- [Set problem]:
From the entries that follow, extract each line holding the string "render".
------ Given records ------
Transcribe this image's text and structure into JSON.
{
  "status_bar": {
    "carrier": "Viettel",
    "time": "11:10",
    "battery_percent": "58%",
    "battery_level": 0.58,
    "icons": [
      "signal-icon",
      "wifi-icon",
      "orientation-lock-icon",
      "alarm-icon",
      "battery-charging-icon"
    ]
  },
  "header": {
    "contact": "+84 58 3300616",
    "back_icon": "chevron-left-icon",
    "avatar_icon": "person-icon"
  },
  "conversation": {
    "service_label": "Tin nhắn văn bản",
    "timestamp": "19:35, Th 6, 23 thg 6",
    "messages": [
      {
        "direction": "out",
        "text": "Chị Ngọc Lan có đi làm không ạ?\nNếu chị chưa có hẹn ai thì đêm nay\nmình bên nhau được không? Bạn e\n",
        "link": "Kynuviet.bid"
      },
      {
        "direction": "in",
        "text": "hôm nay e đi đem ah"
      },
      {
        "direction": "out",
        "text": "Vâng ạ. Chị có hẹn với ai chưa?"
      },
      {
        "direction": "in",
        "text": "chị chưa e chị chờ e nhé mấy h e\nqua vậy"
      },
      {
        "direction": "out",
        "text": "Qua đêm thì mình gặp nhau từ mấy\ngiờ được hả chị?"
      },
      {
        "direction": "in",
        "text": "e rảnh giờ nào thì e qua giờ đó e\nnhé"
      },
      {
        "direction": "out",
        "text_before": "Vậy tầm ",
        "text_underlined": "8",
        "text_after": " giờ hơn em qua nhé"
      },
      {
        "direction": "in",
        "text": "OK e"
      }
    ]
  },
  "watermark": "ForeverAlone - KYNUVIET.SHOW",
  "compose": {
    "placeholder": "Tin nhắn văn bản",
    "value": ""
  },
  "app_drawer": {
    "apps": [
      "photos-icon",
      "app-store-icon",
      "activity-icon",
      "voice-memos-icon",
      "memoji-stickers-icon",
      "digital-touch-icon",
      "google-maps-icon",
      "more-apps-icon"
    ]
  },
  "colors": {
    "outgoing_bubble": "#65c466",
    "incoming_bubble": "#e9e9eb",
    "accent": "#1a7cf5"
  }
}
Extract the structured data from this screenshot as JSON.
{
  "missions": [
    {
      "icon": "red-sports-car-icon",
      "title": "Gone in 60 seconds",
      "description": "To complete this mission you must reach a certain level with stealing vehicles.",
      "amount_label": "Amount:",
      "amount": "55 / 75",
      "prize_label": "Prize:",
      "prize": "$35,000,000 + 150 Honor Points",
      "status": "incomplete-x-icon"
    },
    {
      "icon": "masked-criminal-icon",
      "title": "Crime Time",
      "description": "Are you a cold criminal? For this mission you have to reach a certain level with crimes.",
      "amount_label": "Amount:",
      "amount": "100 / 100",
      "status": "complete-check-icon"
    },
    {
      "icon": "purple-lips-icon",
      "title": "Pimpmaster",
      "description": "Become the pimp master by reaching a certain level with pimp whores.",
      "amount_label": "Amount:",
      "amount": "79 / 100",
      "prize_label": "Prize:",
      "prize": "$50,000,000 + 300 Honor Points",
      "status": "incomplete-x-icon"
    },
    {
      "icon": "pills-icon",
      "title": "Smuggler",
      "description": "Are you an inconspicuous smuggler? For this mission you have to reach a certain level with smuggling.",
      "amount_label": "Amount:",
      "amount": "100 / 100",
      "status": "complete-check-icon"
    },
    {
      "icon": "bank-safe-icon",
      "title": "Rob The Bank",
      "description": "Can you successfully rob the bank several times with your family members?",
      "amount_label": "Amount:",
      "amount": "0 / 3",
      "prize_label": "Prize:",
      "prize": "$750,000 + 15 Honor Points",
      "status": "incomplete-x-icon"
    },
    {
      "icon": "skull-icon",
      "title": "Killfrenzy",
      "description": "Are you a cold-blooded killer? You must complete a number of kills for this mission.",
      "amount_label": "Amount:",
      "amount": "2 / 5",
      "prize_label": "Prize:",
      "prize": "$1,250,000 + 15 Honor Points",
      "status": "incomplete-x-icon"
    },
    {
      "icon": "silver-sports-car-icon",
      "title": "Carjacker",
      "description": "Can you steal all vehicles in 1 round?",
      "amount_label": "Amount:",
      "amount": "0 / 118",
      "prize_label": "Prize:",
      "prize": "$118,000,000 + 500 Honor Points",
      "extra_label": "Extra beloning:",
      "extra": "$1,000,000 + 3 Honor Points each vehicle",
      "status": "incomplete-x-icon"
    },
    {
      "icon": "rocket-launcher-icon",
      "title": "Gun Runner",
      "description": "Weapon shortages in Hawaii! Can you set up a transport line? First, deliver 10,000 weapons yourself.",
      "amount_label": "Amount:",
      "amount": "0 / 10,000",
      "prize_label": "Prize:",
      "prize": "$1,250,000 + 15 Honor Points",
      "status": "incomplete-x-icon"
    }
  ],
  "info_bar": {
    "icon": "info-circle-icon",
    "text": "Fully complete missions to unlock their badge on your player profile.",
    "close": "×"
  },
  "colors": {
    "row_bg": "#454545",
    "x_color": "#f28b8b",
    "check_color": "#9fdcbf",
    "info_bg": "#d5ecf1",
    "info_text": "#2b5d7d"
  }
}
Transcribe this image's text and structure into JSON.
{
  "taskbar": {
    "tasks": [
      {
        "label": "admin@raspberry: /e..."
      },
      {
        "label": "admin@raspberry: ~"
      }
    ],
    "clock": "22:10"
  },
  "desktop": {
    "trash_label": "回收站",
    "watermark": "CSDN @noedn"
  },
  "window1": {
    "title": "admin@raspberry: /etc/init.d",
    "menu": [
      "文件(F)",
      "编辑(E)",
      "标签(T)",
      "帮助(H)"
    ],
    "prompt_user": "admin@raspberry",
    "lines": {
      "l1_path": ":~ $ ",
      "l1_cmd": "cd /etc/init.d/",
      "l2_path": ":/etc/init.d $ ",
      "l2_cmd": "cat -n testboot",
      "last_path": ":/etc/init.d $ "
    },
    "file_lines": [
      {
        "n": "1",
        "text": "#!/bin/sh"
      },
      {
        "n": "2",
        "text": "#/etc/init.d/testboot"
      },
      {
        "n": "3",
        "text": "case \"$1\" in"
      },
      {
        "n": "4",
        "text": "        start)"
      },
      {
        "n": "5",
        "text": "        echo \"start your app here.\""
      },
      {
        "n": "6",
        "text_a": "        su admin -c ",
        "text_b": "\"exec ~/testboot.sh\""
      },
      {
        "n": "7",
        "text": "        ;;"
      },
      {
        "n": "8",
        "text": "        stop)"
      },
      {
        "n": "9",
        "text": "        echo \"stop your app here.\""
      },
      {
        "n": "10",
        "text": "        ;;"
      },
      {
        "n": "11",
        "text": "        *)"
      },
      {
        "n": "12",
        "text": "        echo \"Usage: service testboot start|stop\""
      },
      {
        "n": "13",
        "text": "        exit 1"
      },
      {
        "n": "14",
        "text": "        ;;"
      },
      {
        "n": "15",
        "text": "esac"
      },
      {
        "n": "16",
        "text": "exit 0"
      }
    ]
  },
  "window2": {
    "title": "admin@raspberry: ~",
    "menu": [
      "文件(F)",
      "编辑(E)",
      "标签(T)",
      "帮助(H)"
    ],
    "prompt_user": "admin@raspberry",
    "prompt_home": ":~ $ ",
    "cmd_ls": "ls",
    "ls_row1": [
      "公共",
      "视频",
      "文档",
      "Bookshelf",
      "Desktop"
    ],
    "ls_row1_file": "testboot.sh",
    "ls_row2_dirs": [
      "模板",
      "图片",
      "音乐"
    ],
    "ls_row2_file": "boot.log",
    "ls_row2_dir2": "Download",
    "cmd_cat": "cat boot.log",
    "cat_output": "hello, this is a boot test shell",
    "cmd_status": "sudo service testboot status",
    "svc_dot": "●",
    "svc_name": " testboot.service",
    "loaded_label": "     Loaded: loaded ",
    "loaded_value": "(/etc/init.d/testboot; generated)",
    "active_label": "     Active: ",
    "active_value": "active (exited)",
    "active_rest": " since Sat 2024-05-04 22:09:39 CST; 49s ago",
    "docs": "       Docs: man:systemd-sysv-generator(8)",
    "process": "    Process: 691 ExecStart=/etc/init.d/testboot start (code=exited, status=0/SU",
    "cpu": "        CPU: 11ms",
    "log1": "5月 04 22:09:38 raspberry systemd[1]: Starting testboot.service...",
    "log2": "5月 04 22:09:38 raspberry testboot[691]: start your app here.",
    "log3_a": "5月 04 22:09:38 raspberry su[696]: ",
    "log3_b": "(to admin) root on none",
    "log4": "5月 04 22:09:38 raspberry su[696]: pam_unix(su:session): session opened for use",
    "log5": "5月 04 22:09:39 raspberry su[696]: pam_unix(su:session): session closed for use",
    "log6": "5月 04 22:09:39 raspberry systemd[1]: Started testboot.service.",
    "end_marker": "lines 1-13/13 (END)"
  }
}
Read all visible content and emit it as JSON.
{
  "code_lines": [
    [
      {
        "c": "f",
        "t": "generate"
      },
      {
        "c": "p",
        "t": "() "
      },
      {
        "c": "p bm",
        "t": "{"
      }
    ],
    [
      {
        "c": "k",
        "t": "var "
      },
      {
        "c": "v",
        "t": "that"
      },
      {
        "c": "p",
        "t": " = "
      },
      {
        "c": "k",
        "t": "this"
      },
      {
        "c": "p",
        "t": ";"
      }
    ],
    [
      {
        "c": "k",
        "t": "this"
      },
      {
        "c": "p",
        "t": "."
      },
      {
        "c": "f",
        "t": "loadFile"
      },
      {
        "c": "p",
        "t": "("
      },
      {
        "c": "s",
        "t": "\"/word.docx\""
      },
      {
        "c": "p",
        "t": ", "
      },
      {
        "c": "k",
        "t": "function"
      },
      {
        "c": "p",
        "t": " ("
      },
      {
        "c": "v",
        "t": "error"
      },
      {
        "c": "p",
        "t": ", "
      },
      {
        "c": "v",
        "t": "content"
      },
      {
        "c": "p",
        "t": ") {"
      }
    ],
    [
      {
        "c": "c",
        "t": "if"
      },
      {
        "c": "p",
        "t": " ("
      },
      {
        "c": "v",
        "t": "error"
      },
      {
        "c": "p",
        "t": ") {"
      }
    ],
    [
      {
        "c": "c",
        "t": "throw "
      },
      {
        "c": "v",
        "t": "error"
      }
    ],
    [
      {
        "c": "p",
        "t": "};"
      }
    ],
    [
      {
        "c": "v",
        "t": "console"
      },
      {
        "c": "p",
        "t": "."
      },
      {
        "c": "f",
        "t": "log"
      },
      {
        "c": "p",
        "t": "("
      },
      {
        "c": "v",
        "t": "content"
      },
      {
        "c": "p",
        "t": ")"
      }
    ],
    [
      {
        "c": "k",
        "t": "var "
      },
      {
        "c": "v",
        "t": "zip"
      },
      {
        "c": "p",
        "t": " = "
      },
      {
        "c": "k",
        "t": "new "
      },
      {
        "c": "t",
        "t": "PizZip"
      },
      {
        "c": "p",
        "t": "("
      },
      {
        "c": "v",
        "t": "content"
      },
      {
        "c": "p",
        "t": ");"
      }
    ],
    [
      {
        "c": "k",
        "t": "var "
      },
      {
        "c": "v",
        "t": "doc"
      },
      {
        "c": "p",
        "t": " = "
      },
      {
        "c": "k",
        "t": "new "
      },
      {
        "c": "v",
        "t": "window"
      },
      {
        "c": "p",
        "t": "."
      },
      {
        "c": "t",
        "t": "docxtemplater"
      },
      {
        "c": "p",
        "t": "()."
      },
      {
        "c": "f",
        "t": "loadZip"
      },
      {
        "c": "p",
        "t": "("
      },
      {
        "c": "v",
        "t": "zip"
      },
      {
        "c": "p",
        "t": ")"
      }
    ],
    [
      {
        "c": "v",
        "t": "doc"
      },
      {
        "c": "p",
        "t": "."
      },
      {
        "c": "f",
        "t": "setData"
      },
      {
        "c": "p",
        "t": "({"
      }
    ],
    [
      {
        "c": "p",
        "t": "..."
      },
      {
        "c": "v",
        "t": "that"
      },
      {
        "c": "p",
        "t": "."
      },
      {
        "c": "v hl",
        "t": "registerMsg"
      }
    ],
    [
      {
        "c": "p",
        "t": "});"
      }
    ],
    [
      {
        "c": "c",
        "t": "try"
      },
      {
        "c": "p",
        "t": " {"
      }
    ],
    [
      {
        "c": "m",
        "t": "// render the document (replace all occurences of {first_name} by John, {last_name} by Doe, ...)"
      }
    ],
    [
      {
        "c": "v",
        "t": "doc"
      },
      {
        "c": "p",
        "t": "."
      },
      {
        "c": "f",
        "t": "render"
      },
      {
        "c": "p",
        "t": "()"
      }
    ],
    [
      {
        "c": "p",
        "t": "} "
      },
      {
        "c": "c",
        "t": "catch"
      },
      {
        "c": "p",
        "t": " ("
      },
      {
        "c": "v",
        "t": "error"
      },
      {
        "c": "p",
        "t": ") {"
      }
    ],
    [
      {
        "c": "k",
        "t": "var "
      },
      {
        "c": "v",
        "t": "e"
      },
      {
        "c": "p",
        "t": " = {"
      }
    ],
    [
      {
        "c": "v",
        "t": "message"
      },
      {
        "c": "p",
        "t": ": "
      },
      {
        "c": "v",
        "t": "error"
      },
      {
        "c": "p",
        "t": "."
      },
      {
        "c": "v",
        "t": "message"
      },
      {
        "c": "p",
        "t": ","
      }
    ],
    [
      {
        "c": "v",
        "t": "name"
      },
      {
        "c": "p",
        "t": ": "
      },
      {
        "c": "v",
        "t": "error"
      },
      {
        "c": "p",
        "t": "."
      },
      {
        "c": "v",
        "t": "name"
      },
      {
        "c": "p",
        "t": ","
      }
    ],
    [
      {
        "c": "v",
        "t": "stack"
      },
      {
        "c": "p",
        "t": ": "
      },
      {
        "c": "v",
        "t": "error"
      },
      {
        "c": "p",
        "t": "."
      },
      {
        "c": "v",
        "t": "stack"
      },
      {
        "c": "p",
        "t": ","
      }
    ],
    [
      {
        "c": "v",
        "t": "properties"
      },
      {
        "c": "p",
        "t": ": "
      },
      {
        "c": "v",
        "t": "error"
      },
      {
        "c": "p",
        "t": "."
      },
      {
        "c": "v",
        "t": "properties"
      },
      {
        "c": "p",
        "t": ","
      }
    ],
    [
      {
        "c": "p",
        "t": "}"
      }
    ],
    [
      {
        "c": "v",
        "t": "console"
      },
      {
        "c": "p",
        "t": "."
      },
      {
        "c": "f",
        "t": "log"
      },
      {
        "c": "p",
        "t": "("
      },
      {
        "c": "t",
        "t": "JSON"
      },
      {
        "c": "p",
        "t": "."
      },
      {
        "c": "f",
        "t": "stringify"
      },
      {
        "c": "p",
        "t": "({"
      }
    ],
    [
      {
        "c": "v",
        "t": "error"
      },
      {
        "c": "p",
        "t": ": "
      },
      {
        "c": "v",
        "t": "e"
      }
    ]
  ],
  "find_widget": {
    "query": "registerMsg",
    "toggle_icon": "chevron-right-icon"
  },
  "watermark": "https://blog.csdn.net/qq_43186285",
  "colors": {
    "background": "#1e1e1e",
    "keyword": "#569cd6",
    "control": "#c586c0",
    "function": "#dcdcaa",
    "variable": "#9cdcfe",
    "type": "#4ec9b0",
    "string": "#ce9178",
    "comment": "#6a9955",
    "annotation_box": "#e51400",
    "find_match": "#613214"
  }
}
------
- [Exercise response]:
        "t": "// render the document (replace all occurences of {first_name} by John, {last_name} by Doe, ...)"
        "t": "render"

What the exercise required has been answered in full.